:: Problem to work on ::
Your task is to copy the material exactly.

::: Material shown :::

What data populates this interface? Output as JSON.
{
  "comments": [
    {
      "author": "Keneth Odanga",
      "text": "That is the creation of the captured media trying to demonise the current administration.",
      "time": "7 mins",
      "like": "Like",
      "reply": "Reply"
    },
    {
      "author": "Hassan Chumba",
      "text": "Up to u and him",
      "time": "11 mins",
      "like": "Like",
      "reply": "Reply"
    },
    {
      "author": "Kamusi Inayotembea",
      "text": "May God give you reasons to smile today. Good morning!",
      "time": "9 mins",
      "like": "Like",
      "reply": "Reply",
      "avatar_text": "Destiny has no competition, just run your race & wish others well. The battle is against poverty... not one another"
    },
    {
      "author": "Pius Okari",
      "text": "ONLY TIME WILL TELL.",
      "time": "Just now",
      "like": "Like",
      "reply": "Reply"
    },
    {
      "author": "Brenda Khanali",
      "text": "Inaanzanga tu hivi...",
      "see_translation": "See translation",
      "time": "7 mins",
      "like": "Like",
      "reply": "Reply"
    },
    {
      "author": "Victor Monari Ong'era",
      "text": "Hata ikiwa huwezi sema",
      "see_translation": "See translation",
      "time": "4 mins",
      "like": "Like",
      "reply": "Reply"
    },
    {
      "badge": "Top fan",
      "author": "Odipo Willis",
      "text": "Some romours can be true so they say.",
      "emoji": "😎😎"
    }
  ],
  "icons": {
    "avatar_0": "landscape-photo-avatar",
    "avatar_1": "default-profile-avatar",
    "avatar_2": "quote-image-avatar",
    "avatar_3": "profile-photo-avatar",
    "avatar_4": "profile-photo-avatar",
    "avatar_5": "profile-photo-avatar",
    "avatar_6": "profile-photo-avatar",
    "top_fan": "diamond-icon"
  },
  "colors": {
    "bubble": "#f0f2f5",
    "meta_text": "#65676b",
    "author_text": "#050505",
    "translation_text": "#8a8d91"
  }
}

:::

:: Expected answer ::
What data populates this interface? Output as JSON.
{
  "comments": [
    {
      "author": "Keneth Odanga",
      "text": "That is the creation of the captured media trying to demonise the current administration.",
      "time": "7 mins",
      "like": "Like",
      "reply": "Reply"
    },
    {
      "author": "Hassan Chumba",
      "text": "Up to u and him",
      "time": "11 mins",
      "like": "Like",
      "reply": "Reply"
    },
    {
      "author": "Kamusi Inayotembea",
      "text": "May God give you reasons to smile today. Good morning!",
      "time": "9 mins",
      "like": "Like",
      "reply": "Reply",
      "avatar_text": "Destiny has no competition, just run your race & wish others well. The battle is against poverty... not one another"
    },
    {
      "author": "Pius Okari",
      "text": "ONLY TIME WILL TELL.",
      "time": "Just now",
      "like": "Like",
      "reply": "Reply"
    },
    {
      "author": "Brenda Khanali",
      "text": "Inaanzanga tu hivi...",
      "see_translation": "See translation",
      "time": "7 mins",
      "like": "Like",
      "reply": "Reply"
    },
    {
      "author": "Victor Monari Ong'era",
      "text": "Hata ikiwa huwezi sema",
      "see_translation": "See translation",
      "time": "4 mins",
      "like": "Like",
      "reply": "Reply"
    },
    {
      "badge": "Top fan",
      "author": "Odipo Willis",
      "text": "Some romours can be true so they say.",
      "emoji": "😎😎"
    }
  ],
  "icons": {
    "avatar_0": "landscape-photo-avatar",
    "avatar_1": "default-profile-avatar",
    "avatar_2": "quote-image-avatar",
    "avatar_3": "profile-photo-avatar",
    "avatar_4": "profile-photo-avatar",
    "avatar_5": "profile-photo-avatar",
    "avatar_6": "profile-photo-avatar",
    "top_fan": "diamond-icon"
  },
  "colors": {
    "bubble": "#f0f2f5",
    "meta_text": "#65676b",
    "author_text": "#050505",
    "translation_text": "#8a8d91"
  }
}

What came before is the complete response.